== RECORDS FOR THIS EXERCISE
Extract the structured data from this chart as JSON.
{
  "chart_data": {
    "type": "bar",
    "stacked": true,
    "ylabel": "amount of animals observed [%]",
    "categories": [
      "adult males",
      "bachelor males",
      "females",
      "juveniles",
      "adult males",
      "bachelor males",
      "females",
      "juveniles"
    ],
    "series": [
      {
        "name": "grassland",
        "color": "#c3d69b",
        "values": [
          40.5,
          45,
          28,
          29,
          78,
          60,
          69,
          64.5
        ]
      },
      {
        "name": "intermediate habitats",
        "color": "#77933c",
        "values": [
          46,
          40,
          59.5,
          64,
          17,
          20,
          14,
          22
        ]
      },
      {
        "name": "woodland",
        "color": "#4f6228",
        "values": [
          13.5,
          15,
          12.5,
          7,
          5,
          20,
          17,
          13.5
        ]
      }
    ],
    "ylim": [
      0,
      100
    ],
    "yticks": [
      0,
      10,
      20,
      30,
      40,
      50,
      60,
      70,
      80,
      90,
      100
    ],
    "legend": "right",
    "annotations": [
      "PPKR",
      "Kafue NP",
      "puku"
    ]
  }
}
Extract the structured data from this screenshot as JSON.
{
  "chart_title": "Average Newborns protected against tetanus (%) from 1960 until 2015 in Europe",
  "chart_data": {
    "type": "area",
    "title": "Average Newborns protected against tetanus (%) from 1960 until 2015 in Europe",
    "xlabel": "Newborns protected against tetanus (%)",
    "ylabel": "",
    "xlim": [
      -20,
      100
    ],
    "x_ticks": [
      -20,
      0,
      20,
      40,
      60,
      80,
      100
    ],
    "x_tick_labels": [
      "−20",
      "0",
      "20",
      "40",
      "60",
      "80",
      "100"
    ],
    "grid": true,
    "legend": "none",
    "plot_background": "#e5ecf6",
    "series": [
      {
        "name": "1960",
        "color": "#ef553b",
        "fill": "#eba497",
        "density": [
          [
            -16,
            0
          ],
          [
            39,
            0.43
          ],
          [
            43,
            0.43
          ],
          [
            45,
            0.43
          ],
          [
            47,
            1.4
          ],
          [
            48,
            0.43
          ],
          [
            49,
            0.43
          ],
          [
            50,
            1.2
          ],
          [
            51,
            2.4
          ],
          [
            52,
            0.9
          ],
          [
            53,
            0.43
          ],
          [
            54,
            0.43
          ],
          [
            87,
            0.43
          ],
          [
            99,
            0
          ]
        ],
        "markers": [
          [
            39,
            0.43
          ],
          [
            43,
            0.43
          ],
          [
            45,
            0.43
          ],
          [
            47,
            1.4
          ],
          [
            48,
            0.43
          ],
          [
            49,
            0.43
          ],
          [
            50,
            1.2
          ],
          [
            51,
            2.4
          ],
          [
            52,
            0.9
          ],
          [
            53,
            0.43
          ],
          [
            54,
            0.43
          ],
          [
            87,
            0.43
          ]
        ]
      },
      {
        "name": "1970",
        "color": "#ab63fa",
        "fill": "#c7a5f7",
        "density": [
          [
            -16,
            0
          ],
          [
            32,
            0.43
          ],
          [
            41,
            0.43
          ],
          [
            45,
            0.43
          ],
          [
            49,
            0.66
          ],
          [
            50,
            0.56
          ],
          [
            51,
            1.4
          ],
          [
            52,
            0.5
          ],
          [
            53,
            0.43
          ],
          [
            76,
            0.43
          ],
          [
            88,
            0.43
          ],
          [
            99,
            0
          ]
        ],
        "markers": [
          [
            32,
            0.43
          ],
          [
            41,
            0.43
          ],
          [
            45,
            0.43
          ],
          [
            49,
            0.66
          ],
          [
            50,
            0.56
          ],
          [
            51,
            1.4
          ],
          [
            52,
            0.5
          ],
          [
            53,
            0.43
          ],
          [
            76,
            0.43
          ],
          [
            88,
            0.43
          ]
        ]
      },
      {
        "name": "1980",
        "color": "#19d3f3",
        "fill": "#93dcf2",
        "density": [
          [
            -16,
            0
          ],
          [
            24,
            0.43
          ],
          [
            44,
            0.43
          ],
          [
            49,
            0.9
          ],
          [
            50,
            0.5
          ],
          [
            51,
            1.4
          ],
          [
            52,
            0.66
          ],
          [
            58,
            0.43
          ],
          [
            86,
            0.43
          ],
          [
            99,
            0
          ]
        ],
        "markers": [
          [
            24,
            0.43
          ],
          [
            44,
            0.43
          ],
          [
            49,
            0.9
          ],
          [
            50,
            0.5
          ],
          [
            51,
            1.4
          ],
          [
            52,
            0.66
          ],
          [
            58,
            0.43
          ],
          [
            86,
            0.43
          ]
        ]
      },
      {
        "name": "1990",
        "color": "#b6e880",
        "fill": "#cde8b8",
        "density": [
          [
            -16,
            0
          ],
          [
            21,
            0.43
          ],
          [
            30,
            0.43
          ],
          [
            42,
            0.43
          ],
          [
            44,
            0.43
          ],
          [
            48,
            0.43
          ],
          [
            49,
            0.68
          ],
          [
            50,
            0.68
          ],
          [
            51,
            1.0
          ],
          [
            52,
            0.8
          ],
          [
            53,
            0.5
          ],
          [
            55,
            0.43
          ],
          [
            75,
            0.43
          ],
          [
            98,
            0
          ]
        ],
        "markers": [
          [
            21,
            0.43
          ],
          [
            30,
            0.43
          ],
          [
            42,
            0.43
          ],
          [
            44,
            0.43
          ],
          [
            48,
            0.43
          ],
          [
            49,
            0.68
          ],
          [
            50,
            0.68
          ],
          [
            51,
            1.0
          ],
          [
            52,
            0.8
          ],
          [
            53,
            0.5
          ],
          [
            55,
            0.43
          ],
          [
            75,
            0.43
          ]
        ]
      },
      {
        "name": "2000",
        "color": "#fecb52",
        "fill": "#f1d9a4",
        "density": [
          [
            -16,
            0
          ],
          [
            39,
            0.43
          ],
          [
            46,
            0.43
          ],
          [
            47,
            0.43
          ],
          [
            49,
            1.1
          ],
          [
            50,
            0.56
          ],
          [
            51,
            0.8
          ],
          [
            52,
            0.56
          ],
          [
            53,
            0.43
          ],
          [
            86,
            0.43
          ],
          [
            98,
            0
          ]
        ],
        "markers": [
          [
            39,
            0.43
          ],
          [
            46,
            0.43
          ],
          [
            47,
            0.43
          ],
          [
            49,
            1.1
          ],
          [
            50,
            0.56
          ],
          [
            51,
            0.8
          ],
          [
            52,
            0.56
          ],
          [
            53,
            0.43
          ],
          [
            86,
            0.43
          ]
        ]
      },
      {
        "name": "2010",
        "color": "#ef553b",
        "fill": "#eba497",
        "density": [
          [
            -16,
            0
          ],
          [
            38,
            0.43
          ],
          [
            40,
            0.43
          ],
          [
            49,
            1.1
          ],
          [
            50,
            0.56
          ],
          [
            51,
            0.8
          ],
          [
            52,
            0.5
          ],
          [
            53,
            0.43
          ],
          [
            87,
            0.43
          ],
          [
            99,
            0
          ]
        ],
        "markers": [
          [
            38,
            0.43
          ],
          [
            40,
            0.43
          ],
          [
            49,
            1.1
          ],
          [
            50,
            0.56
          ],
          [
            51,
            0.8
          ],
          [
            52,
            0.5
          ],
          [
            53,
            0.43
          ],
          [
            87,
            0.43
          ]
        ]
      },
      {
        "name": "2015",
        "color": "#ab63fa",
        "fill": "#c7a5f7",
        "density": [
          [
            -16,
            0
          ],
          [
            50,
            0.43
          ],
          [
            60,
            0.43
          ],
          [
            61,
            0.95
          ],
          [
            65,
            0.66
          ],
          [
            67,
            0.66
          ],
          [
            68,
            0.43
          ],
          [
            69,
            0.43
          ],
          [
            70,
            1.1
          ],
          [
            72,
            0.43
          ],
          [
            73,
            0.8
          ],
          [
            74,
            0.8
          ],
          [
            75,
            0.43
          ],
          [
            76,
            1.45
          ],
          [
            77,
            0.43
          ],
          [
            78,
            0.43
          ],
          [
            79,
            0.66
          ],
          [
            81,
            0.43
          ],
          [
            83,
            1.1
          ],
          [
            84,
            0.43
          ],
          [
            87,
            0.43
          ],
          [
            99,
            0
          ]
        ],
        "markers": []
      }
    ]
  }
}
====
In how many lines of the data does the string "Europe" appear? Give only the number.

=== FINISHED TASK ===
2